Testo:
----

Dopo la proposta dell’oratorio Juditha triumphans della scorsa settimana, domani sabato 13 febbraio, alle ore 8.00 e alle ore 18.50, va in onda su Rai5 la seconda produzione vivaldiana del Festival Vicenza in Lirica 2020: L’Olimpiade, andata in scena lo scorso settembre al Teatro Olimpico. L’opera composta da Antonio Vivaldi su libretto di Metastasio è diretta da Francesco Erle, alla guida dell’ensemble barocco del Festival Vicenza in Lirica, mentre la regia è firmata da Bepi Morassi con la collaborazione di Laura Pigozzo. Sul palcoscenico dell’Olimpico sette giovani artisti che hanno debuttato nelle rispettive parti dopo un percorso formativo di Opera Studio svoltosi anch’esso a Vicenza. Proponiamo qui la recensione di Roberto Mori riferita alla recita dell’8 settembre 2020.

----

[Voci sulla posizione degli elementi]
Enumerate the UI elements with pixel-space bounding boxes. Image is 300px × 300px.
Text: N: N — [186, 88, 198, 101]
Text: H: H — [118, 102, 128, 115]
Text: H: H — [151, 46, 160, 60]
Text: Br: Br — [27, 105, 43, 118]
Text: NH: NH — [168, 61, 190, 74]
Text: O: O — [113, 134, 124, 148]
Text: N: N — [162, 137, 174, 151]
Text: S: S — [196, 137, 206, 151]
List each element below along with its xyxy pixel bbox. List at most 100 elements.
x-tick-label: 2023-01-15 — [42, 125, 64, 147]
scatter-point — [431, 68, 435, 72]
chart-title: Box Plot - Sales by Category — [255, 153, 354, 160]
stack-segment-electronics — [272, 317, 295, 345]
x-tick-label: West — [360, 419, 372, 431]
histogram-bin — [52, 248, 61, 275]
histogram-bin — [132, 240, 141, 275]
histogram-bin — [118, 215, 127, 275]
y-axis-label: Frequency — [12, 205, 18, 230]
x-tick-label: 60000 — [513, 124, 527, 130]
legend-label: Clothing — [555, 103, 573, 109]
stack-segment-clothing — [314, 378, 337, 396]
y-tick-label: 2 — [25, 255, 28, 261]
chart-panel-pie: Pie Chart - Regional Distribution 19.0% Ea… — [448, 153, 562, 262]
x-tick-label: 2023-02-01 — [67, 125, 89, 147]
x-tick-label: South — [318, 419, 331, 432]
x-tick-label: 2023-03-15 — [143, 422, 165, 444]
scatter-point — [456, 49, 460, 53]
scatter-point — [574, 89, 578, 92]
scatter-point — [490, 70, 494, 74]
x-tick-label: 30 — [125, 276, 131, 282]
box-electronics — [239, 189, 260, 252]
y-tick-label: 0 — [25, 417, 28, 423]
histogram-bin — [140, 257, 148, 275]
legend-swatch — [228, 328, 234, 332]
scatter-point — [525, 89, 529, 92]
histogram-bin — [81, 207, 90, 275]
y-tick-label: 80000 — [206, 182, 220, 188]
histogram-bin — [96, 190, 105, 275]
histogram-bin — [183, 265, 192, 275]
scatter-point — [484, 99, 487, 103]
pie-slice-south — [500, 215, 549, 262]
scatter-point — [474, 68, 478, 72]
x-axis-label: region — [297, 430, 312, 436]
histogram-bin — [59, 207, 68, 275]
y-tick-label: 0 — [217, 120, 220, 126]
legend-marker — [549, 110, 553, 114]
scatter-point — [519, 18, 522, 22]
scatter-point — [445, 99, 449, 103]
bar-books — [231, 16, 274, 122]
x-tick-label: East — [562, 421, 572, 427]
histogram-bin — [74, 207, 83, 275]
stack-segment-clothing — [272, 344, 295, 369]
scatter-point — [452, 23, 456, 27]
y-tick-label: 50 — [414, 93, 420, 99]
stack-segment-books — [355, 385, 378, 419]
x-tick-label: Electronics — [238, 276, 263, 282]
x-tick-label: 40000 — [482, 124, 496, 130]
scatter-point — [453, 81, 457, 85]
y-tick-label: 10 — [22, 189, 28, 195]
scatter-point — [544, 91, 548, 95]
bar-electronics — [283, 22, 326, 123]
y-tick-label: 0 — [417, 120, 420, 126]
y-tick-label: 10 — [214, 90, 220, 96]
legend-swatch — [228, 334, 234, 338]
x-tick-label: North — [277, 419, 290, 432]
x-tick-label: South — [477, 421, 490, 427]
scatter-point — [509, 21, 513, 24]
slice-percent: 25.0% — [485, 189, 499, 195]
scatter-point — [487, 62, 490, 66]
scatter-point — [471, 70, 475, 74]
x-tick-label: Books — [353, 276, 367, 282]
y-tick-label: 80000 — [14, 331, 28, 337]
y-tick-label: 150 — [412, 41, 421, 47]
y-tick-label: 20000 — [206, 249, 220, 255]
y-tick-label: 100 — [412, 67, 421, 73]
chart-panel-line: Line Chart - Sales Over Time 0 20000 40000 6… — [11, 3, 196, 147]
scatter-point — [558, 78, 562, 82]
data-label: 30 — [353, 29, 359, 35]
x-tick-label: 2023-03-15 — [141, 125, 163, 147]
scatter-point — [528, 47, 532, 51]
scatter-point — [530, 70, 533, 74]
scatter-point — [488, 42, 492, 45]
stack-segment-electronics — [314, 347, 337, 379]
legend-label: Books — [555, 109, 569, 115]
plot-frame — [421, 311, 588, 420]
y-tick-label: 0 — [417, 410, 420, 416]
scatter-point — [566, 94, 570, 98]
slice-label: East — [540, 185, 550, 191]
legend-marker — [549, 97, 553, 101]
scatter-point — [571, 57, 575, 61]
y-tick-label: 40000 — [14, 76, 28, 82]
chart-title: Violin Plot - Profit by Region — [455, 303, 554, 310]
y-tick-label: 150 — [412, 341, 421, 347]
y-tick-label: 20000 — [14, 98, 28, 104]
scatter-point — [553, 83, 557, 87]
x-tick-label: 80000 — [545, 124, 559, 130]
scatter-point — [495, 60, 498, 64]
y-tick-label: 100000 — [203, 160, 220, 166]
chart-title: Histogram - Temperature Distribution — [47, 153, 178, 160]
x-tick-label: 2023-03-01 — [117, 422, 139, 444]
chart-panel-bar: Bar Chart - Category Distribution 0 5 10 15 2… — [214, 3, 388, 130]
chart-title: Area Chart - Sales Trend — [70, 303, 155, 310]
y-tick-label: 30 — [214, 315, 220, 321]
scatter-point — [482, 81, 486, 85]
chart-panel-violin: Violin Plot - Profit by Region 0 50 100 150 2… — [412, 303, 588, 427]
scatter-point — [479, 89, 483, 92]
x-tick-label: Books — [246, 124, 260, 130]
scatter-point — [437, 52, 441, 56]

----

Compito 1: Come si traduce in inglese questa frase del testo sull'Olimpiade di Vivaldi: "L’opera composta da Antonio Vivaldi su libretto di Metastasio è diretta da Francesco Erle, alla guida dell’ensemble barocco del Festival Vicenza in Lirica, mentre la regia è firmata da Bepi Morassi con la collaborazione di Laura Pigozzo."?
Compito 2: Trascrivi senza modifiche le righe delle voci, dall'inizio delle voci fino alla riga che contiene "x-tick-label: South — [318, 419, 331, 432]", compresa quest'ultima.

Soluzione 1: The opera, composed by Antonio Vivaldi to a libretto by Metastasio, is conducted by Francesco Erle, leading the baroque ensemble of the Festival Vicenza in Lirica, while the staging is by Bepi Morassi in collaboration with Laura Pigozzo.

Soluzione 2:
Enumerate the UI elements with pixel-space bounding boxes. Image is 300px × 300px.
Text: N: N — [186, 88, 198, 101]
Text: H: H — [118, 102, 128, 115]
Text: H: H — [151, 46, 160, 60]
Text: Br: Br — [27, 105, 43, 118]
Text: NH: NH — [168, 61, 190, 74]
Text: O: O — [113, 134, 124, 148]
Text: N: N — [162, 137, 174, 151]
Text: S: S — [196, 137, 206, 151]
List each element below along with its xyxy pixel bbox. List at most 100 elements.
x-tick-label: 2023-01-15 — [42, 125, 64, 147]
scatter-point — [431, 68, 435, 72]
chart-title: Box Plot - Sales by Category — [255, 153, 354, 160]
stack-segment-electronics — [272, 317, 295, 345]
x-tick-label: West — [360, 419, 372, 431]
histogram-bin — [52, 248, 61, 275]
histogram-bin — [132, 240, 141, 275]
histogram-bin — [118, 215, 127, 275]
y-axis-label: Frequency — [12, 205, 18, 230]
x-tick-label: 60000 — [513, 124, 527, 130]
legend-label: Clothing — [555, 103, 573, 109]
stack-segment-clothing — [314, 378, 337, 396]
y-tick-label: 2 — [25, 255, 28, 261]
chart-panel-pie: Pie Chart - Regional Distribution 19.0% Ea… — [448, 153, 562, 262]
x-tick-label: 2023-02-01 — [67, 125, 89, 147]
x-tick-label: South — [318, 419, 331, 432]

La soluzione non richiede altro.